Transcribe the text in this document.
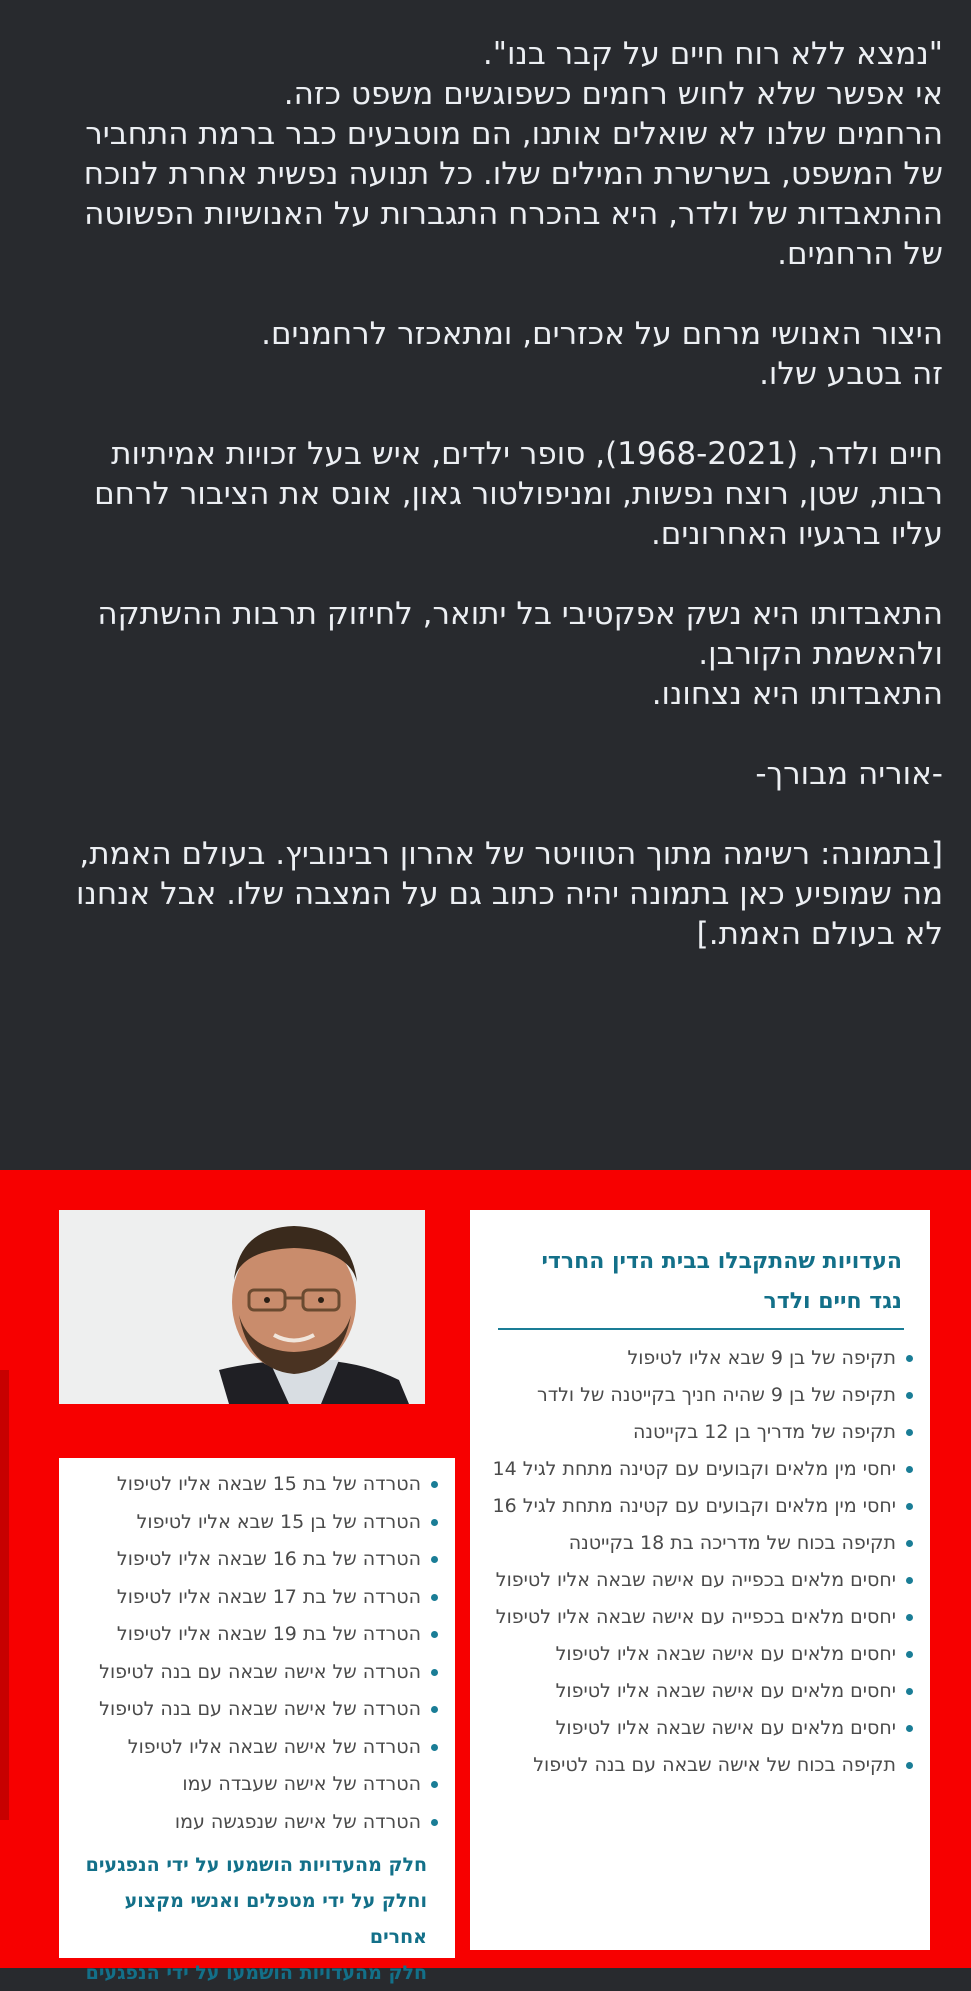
"נמצא ללא רוח חיים על קבר בנו".
אי אפשר שלא לחוש רחמים כשפוגשים משפט כזה.
הרחמים שלנו לא שואלים אותנו, הם מוטבעים כבר ברמת התחביר
של המשפט, בשרשרת המילים שלו. כל תנועה נפשית אחרת לנוכח
ההתאבדות של ולדר, היא בהכרח התגברות על האנושיות הפשוטה
של הרחמים.
היצור האנושי מרחם על אכזרים, ומתאכזר לרחמנים.
זה בטבע שלו.
חיים ולדר, (1968-2021), סופר ילדים, איש בעל זכויות אמיתיות
רבות, שטן, רוצח נפשות, ומניפולטור גאון, אונס את הציבור לרחם
עליו ברגעיו האחרונים.
התאבדותו היא נשק אפקטיבי בל יתואר, לחיזוק תרבות ההשתקה
ולהאשמת הקורבן.
התאבדותו היא נצחונו.
-אוריה מבורך-
[בתמונה: רשימה מתוך הטוויטר של אהרון רבינוביץ. בעולם האמת,
מה שמופיע כאן בתמונה יהיה כתוב גם על המצבה שלו. אבל אנחנו
לא בעולם האמת.]
העדויות שהתקבלו בבית הדין החרדי
נגד חיים ולדר
תקיפה של בן 9 שבא אליו לטיפול
תקיפה של בן 9 שהיה חניך בקייטנה של ולדר
תקיפה של מדריך בן 12 בקייטנה
יחסי מין מלאים וקבועים עם קטינה מתחת לגיל 14
יחסי מין מלאים וקבועים עם קטינה מתחת לגיל 16
תקיפה בכוח של מדריכה בת 18 בקייטנה
יחסים מלאים בכפייה עם אישה שבאה אליו לטיפול
יחסים מלאים בכפייה עם אישה שבאה אליו לטיפול
יחסים מלאים עם אישה שבאה אליו לטיפול
יחסים מלאים עם אישה שבאה אליו לטיפול
יחסים מלאים עם אישה שבאה אליו לטיפול
תקיפה בכוח של אישה שבאה עם בנה לטיפול
הטרדה של בת 15 שבאה אליו לטיפול
הטרדה של בן 15 שבא אליו לטיפול
הטרדה של בת 16 שבאה אליו לטיפול
הטרדה של בת 17 שבאה אליו לטיפול
הטרדה של בת 19 שבאה אליו לטיפול
הטרדה של אישה שבאה עם בנה לטיפול
הטרדה של אישה שבאה עם בנה לטיפול
הטרדה של אישה שבאה אליו לטיפול
הטרדה של אישה שעבדה עמו
הטרדה של אישה שנפגשה עמו
חלק מהעדויות הושמעו על ידי הנפגעים
וחלק על ידי מטפלים ואנשי מקצוע אחרים
חלק מהעדויות הושמעו על ידי הנפגעים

----------

:: WRITTEN TASK ::
Write the listing out a second time exactly, dropping all images.

:: THE RESULT ::
Transcribe the text in this document.
"נמצא ללא רוח חיים על קבר בנו".
אי אפשר שלא לחוש רחמים כשפוגשים משפט כזה.
הרחמים שלנו לא שואלים אותנו, הם מוטבעים כבר ברמת התחביר
של המשפט, בשרשרת המילים שלו. כל תנועה נפשית אחרת לנוכח
ההתאבדות של ולדר, היא בהכרח התגברות על האנושיות הפשוטה
של הרחמים.
היצור האנושי מרחם על אכזרים, ומתאכזר לרחמנים.
זה בטבע שלו.
חיים ולדר, (1968-2021), סופר ילדים, איש בעל זכויות אמיתיות
רבות, שטן, רוצח נפשות, ומניפולטור גאון, אונס את הציבור לרחם
עליו ברגעיו האחרונים.
התאבדותו היא נשק אפקטיבי בל יתואר, לחיזוק תרבות ההשתקה
ולהאשמת הקורבן.
התאבדותו היא נצחונו.
-אוריה מבורך-
[בתמונה: רשימה מתוך הטוויטר של אהרון רבינוביץ. בעולם האמת,
מה שמופיע כאן בתמונה יהיה כתוב גם על המצבה שלו. אבל אנחנו
לא בעולם האמת.]
העדויות שהתקבלו בבית הדין החרדי
נגד חיים ולדר
תקיפה של בן 9 שבא אליו לטיפול
תקיפה של בן 9 שהיה חניך בקייטנה של ולדר
תקיפה של מדריך בן 12 בקייטנה
יחסי מין מלאים וקבועים עם קטינה מתחת לגיל 14
יחסי מין מלאים וקבועים עם קטינה מתחת לגיל 16
תקיפה בכוח של מדריכה בת 18 בקייטנה
יחסים מלאים בכפייה עם אישה שבאה אליו לטיפול
יחסים מלאים בכפייה עם אישה שבאה אליו לטיפול
יחסים מלאים עם אישה שבאה אליו לטיפול
יחסים מלאים עם אישה שבאה אליו לטיפול
יחסים מלאים עם אישה שבאה אליו לטיפול
תקיפה בכוח של אישה שבאה עם בנה לטיפול
הטרדה של בת 15 שבאה אליו לטיפול
הטרדה של בן 15 שבא אליו לטיפול
הטרדה של בת 16 שבאה אליו לטיפול
הטרדה של בת 17 שבאה אליו לטיפול
הטרדה של בת 19 שבאה אליו לטיפול
הטרדה של אישה שבאה עם בנה לטיפול
הטרדה של אישה שבאה עם בנה לטיפול
הטרדה של אישה שבאה אליו לטיפול
הטרדה של אישה שעבדה עמו
הטרדה של אישה שנפגשה עמו
חלק מהעדויות הושמעו על ידי הנפגעים
וחלק על ידי מטפלים ואנשי מקצוע אחרים
חלק מהעדויות הושמעו על ידי הנפגעים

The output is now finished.